WORK TO COMPLETE: Find the lines with the string "title" and return them.

(Records that describe figures)
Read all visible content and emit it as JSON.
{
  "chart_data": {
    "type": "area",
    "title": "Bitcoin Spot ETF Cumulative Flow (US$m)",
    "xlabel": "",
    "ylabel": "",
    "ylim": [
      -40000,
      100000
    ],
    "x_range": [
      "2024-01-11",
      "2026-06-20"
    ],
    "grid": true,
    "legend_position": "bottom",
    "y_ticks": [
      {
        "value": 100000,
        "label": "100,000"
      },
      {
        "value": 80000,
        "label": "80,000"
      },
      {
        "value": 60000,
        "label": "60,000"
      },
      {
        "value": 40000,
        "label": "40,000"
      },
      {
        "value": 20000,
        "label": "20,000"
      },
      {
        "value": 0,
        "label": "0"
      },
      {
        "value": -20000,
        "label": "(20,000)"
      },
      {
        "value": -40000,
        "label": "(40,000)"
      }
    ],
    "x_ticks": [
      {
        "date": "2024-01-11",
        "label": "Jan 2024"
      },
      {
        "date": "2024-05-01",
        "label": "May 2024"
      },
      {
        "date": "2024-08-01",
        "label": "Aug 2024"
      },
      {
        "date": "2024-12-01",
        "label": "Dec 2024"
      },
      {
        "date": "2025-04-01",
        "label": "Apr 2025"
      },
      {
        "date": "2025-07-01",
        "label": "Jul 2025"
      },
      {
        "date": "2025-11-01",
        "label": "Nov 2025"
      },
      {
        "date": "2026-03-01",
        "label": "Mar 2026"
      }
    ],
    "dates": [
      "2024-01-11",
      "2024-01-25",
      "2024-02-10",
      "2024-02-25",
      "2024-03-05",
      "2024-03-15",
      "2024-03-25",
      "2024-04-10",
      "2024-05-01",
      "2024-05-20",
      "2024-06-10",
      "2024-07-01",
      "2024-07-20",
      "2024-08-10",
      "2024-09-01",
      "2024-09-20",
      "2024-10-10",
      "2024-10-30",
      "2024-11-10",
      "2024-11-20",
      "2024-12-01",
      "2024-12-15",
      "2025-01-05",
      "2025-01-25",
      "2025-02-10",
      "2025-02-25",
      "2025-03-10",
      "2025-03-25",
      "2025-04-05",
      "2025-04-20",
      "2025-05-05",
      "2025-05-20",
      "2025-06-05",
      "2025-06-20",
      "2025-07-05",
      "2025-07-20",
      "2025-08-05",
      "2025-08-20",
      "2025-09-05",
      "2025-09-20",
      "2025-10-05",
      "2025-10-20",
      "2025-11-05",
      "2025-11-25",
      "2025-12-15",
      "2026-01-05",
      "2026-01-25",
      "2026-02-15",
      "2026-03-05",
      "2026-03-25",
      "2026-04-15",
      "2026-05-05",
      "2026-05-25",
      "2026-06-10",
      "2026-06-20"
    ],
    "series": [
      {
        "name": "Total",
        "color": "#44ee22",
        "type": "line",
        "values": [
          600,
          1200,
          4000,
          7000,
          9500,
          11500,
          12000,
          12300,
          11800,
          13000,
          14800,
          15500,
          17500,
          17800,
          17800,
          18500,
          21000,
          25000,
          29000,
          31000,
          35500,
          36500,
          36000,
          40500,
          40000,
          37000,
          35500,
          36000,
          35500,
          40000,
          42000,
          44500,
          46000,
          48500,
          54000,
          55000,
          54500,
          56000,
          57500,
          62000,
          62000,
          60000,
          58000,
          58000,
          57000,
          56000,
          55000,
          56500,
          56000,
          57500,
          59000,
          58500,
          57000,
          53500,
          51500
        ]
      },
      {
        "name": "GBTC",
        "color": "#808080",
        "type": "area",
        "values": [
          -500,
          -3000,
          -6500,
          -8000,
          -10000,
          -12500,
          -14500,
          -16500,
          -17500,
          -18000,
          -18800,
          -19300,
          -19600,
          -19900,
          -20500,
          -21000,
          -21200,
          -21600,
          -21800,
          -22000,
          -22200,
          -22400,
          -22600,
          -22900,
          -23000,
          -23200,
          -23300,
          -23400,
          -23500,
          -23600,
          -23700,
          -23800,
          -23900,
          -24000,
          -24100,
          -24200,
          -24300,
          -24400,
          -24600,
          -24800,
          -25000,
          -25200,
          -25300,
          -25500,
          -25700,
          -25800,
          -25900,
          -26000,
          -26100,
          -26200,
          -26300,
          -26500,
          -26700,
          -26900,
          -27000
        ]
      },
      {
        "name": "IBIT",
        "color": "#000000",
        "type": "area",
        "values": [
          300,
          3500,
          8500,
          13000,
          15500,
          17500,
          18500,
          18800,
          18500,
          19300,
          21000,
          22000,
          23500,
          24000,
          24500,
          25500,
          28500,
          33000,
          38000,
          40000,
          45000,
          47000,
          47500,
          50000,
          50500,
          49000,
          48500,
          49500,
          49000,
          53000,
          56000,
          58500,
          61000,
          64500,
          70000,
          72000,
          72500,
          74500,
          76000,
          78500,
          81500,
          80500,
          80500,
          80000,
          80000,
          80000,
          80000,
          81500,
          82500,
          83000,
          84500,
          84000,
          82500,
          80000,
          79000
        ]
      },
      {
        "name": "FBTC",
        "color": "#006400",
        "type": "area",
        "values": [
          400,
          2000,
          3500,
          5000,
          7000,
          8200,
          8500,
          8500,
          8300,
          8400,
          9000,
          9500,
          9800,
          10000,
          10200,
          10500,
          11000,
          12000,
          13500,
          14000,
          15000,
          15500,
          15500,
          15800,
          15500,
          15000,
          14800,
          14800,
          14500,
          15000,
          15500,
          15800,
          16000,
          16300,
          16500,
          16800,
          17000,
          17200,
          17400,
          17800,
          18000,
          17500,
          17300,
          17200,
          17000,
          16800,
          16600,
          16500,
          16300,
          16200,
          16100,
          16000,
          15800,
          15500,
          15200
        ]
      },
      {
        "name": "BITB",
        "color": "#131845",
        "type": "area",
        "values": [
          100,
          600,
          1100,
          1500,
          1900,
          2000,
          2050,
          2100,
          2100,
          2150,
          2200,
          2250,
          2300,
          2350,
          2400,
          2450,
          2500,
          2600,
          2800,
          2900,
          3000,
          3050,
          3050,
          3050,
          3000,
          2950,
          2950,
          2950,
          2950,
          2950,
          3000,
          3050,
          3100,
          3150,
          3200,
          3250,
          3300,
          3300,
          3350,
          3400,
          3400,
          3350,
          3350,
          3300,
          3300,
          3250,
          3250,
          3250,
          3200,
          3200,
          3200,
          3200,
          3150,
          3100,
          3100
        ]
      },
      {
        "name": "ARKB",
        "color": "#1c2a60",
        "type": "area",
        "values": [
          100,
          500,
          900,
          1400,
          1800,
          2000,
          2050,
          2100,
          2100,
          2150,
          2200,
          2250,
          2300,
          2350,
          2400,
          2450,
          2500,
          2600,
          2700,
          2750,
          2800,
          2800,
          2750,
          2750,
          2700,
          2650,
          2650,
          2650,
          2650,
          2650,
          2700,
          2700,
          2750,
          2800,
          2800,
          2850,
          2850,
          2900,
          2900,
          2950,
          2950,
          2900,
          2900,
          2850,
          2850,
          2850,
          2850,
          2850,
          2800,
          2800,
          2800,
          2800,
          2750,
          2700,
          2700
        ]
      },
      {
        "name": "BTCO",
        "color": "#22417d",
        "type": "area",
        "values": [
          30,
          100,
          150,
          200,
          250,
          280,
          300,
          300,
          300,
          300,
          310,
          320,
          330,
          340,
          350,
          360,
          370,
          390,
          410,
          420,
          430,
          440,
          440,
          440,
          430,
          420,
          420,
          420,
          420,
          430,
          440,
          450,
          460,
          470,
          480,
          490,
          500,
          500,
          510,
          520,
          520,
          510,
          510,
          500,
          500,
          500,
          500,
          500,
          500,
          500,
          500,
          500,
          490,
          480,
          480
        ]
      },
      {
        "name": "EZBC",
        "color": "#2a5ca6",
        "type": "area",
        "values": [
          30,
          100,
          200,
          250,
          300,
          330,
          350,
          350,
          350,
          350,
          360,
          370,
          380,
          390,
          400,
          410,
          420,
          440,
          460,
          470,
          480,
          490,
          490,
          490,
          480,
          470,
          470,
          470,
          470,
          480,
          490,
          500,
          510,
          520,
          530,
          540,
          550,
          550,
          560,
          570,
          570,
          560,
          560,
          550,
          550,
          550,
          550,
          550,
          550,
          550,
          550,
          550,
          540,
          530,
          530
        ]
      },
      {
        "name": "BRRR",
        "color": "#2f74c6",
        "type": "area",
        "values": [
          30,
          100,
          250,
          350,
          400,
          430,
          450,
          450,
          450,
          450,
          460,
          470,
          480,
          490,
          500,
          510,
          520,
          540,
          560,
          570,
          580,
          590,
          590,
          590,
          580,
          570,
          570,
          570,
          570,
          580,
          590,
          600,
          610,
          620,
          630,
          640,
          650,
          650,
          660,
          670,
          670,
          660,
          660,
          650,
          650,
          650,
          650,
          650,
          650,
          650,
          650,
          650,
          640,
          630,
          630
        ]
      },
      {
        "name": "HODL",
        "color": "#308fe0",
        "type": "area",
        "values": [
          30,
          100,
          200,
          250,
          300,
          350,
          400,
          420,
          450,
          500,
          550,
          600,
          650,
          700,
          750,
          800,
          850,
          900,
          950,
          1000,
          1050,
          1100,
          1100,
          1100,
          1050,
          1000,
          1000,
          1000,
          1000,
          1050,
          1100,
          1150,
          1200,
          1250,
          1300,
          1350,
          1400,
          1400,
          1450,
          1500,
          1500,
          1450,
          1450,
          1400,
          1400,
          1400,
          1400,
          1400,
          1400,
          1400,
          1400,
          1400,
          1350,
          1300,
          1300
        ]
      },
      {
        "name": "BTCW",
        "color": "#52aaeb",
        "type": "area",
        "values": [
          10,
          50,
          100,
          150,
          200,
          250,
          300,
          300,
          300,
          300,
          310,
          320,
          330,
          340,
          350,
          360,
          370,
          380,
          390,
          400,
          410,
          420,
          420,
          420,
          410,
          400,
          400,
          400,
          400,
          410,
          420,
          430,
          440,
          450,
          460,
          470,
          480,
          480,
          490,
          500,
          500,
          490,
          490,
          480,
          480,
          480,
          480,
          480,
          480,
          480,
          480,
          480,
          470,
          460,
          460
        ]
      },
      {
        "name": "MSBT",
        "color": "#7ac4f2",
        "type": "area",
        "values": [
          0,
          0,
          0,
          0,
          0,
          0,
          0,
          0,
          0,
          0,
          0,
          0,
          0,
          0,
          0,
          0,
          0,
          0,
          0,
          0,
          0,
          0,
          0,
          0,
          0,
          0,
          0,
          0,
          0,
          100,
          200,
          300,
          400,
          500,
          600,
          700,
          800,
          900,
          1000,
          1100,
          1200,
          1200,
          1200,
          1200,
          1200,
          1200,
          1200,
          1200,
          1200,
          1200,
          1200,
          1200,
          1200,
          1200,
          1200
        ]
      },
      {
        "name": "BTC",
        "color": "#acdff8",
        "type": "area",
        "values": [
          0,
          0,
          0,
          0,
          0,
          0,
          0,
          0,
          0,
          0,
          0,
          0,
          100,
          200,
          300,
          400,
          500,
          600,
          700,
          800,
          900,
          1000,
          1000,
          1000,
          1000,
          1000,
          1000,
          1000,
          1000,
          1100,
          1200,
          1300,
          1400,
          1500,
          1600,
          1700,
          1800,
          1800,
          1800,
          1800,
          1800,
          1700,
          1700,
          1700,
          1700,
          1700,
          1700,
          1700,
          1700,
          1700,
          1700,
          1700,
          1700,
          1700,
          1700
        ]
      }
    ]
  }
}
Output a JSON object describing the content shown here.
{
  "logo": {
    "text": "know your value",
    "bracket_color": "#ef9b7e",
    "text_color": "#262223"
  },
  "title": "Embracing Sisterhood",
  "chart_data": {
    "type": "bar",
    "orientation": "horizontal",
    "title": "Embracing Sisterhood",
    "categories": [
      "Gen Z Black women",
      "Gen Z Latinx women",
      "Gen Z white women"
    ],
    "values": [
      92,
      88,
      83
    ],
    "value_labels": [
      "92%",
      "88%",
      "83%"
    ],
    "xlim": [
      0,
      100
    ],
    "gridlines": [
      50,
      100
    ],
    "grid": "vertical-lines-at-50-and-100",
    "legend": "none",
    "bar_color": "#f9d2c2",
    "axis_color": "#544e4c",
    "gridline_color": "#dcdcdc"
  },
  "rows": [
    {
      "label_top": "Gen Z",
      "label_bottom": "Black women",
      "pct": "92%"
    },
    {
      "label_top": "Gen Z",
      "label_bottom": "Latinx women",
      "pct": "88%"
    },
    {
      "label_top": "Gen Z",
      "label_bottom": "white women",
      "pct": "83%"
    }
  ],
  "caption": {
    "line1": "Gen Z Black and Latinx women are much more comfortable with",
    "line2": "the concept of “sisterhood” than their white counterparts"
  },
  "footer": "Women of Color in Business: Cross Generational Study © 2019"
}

RESULT FOR THIS TASK:
    "title": "Bitcoin Spot ETF Cumulative Flow (US$m)",
  "title": "Embracing Sisterhood",
    "title": "Embracing Sisterhood",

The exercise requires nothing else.